--- start ---
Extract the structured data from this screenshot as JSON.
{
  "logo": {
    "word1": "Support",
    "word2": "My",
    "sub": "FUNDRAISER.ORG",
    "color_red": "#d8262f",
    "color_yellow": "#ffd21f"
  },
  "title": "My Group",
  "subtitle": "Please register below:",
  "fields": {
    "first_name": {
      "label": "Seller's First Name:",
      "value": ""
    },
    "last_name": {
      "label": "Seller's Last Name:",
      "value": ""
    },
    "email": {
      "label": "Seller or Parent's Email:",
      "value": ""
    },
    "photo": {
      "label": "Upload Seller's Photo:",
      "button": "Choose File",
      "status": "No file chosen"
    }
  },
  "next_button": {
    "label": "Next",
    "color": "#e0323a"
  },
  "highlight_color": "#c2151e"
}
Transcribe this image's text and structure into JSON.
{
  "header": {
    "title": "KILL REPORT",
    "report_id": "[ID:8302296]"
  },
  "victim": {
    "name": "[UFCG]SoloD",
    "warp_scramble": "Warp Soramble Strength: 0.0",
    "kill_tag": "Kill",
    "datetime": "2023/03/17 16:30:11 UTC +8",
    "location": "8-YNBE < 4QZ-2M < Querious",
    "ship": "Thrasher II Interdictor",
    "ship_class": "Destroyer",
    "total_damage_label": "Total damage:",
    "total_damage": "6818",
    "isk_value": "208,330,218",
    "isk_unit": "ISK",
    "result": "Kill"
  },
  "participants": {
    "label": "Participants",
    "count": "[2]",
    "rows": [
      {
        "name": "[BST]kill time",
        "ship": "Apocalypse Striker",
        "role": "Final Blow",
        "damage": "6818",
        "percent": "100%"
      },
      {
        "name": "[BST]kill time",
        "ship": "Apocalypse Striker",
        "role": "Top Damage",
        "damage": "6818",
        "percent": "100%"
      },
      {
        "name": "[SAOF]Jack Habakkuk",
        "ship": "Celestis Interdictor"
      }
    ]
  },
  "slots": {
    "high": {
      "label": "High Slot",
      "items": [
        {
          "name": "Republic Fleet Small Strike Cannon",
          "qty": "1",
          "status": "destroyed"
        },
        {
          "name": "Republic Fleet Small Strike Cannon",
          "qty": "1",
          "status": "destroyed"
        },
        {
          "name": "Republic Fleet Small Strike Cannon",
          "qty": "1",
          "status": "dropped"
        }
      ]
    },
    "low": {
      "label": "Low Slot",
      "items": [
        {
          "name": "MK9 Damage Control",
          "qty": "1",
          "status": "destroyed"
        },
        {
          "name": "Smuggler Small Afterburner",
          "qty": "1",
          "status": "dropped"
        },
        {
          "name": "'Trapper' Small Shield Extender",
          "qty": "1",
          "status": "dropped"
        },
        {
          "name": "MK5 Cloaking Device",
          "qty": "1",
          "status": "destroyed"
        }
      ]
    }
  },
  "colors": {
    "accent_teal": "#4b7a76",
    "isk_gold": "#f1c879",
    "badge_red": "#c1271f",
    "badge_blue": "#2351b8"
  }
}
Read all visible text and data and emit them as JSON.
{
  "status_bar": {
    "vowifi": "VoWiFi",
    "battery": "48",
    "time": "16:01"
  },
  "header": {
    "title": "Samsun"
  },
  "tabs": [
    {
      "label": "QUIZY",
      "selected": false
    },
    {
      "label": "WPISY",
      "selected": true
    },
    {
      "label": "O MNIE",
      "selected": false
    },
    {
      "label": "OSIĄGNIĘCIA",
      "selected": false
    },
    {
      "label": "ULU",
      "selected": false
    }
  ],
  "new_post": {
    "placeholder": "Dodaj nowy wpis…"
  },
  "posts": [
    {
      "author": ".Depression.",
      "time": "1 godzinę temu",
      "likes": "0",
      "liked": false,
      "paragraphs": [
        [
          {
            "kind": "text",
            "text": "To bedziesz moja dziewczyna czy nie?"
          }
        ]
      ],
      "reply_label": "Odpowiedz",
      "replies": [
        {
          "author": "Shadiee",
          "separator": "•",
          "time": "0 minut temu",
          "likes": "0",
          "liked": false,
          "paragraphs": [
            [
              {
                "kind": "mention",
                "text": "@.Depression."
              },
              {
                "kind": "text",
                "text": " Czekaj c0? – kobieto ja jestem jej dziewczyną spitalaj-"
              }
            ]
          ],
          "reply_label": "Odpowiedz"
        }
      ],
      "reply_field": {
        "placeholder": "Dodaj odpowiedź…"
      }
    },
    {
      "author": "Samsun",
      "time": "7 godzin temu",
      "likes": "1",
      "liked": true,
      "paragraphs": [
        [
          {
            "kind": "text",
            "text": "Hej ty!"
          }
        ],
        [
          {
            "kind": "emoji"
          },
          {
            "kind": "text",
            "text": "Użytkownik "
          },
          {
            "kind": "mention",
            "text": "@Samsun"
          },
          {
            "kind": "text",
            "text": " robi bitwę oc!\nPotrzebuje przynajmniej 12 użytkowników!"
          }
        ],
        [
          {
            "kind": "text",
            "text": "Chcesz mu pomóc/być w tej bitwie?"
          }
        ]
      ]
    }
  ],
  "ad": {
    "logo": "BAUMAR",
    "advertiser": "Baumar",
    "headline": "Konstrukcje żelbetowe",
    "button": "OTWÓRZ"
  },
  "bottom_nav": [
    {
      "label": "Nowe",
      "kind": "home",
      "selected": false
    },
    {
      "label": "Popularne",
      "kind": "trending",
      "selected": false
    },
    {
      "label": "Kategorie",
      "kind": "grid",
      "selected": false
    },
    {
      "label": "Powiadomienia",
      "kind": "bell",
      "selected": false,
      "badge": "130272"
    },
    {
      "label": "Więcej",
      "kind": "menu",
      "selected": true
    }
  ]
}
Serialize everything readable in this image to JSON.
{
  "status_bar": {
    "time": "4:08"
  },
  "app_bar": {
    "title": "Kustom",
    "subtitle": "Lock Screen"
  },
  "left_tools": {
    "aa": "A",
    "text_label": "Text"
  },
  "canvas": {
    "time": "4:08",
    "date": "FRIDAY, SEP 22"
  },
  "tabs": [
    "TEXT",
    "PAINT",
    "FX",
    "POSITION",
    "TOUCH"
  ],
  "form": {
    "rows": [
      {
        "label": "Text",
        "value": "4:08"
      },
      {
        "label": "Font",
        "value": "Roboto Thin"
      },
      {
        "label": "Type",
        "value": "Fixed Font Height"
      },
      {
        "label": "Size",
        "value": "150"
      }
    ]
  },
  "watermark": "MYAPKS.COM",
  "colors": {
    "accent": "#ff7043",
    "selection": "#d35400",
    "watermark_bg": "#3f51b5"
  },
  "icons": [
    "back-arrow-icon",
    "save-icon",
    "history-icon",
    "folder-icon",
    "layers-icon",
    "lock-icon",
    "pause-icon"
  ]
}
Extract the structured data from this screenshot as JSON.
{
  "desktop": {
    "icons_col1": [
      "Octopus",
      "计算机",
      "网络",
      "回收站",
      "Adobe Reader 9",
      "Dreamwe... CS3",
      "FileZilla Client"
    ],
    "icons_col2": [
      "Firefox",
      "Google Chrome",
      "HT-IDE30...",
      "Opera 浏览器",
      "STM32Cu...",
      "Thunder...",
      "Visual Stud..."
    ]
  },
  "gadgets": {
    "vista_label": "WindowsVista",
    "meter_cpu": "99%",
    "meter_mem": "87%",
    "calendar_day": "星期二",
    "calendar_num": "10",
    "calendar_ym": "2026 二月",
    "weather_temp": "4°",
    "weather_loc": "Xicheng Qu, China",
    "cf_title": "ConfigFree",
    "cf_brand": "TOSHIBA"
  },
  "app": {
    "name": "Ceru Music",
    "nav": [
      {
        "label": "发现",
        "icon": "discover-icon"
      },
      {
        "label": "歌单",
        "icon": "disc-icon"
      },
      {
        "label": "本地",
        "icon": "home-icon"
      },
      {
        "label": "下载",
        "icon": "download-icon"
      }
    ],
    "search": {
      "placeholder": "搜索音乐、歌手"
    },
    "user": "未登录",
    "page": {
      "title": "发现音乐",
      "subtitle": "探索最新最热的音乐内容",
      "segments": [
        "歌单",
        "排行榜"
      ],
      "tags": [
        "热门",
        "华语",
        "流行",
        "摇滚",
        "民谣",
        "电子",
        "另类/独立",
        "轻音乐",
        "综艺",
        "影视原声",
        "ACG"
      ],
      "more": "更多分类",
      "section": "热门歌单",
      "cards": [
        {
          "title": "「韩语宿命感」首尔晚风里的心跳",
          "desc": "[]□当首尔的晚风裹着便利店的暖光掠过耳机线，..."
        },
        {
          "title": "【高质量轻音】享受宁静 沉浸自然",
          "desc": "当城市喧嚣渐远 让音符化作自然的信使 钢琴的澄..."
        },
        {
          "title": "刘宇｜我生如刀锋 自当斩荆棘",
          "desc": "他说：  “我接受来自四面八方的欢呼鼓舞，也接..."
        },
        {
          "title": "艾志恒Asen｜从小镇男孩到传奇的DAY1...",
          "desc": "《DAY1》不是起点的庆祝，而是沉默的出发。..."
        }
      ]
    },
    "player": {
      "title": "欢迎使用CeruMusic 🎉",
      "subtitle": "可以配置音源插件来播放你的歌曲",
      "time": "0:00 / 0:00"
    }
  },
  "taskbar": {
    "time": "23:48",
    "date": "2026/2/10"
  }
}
--- end ---
Task:
Tell how many lines in the material above include the word "Odpowiedz", giving the number only.

Full output:
2